The records that follow should be retyped word for word.
* BEGIN Supplied records *
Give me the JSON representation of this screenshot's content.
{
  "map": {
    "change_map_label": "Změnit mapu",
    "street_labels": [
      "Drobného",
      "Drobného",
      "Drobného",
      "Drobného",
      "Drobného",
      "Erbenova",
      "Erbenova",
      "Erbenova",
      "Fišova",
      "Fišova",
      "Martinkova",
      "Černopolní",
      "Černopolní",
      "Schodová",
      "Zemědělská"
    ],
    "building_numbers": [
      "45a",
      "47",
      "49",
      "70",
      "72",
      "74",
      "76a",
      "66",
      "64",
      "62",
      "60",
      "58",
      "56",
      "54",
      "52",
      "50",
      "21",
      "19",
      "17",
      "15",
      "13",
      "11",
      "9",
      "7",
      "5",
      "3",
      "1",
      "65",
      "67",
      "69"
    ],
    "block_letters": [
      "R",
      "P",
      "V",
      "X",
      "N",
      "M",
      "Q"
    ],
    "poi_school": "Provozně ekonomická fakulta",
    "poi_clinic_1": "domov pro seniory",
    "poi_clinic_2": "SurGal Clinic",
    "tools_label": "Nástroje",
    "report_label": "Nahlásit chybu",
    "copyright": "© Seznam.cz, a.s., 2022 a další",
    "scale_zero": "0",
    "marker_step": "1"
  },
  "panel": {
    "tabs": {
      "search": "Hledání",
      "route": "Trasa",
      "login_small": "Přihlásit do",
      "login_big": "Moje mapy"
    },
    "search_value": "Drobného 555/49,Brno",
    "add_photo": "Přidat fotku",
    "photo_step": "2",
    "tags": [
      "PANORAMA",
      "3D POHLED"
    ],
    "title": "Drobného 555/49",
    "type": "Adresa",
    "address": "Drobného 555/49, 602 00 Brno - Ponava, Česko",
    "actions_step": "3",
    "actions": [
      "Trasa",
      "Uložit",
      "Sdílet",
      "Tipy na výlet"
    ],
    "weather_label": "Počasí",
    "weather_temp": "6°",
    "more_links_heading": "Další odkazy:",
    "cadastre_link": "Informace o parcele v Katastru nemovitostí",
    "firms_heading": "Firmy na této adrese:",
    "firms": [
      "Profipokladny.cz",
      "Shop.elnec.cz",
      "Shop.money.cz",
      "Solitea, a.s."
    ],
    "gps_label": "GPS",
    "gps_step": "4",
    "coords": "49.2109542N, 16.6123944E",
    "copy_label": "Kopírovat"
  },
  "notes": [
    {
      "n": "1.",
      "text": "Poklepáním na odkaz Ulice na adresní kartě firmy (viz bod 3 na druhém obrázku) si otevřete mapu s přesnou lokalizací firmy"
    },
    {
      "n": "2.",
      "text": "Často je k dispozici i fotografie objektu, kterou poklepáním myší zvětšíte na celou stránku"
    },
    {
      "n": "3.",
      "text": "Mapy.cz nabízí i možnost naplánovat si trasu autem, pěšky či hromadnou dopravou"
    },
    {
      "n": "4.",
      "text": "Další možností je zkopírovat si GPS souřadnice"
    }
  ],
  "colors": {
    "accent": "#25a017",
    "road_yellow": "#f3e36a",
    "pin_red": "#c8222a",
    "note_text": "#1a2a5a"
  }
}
* END Supplied records *
#### Final result
Give me the JSON representation of this screenshot's content.
{
  "map": {
    "change_map_label": "Změnit mapu",
    "street_labels": [
      "Drobného",
      "Drobného",
      "Drobného",
      "Drobného",
      "Drobného",
      "Erbenova",
      "Erbenova",
      "Erbenova",
      "Fišova",
      "Fišova",
      "Martinkova",
      "Černopolní",
      "Černopolní",
      "Schodová",
      "Zemědělská"
    ],
    "building_numbers": [
      "45a",
      "47",
      "49",
      "70",
      "72",
      "74",
      "76a",
      "66",
      "64",
      "62",
      "60",
      "58",
      "56",
      "54",
      "52",
      "50",
      "21",
      "19",
      "17",
      "15",
      "13",
      "11",
      "9",
      "7",
      "5",
      "3",
      "1",
      "65",
      "67",
      "69"
    ],
    "block_letters": [
      "R",
      "P",
      "V",
      "X",
      "N",
      "M",
      "Q"
    ],
    "poi_school": "Provozně ekonomická fakulta",
    "poi_clinic_1": "domov pro seniory",
    "poi_clinic_2": "SurGal Clinic",
    "tools_label": "Nástroje",
    "report_label": "Nahlásit chybu",
    "copyright": "© Seznam.cz, a.s., 2022 a další",
    "scale_zero": "0",
    "marker_step": "1"
  },
  "panel": {
    "tabs": {
      "search": "Hledání",
      "route": "Trasa",
      "login_small": "Přihlásit do",
      "login_big": "Moje mapy"
    },
    "search_value": "Drobného 555/49,Brno",
    "add_photo": "Přidat fotku",
    "photo_step": "2",
    "tags": [
      "PANORAMA",
      "3D POHLED"
    ],
    "title": "Drobného 555/49",
    "type": "Adresa",
    "address": "Drobného 555/49, 602 00 Brno - Ponava, Česko",
    "actions_step": "3",
    "actions": [
      "Trasa",
      "Uložit",
      "Sdílet",
      "Tipy na výlet"
    ],
    "weather_label": "Počasí",
    "weather_temp": "6°",
    "more_links_heading": "Další odkazy:",
    "cadastre_link": "Informace o parcele v Katastru nemovitostí",
    "firms_heading": "Firmy na této adrese:",
    "firms": [
      "Profipokladny.cz",
      "Shop.elnec.cz",
      "Shop.money.cz",
      "Solitea, a.s."
    ],
    "gps_label": "GPS",
    "gps_step": "4",
    "coords": "49.2109542N, 16.6123944E",
    "copy_label": "Kopírovat"
  },
  "notes": [
    {
      "n": "1.",
      "text": "Poklepáním na odkaz Ulice na adresní kartě firmy (viz bod 3 na druhém obrázku) si otevřete mapu s přesnou lokalizací firmy"
    },
    {
      "n": "2.",
      "text": "Často je k dispozici i fotografie objektu, kterou poklepáním myší zvětšíte na celou stránku"
    },
    {
      "n": "3.",
      "text": "Mapy.cz nabízí i možnost naplánovat si trasu autem, pěšky či hromadnou dopravou"
    },
    {
      "n": "4.",
      "text": "Další možností je zkopírovat si GPS souřadnice"
    }
  ],
  "colors": {
    "accent": "#25a017",
    "road_yellow": "#f3e36a",
    "pin_red": "#c8222a",
    "note_text": "#1a2a5a"
  }
}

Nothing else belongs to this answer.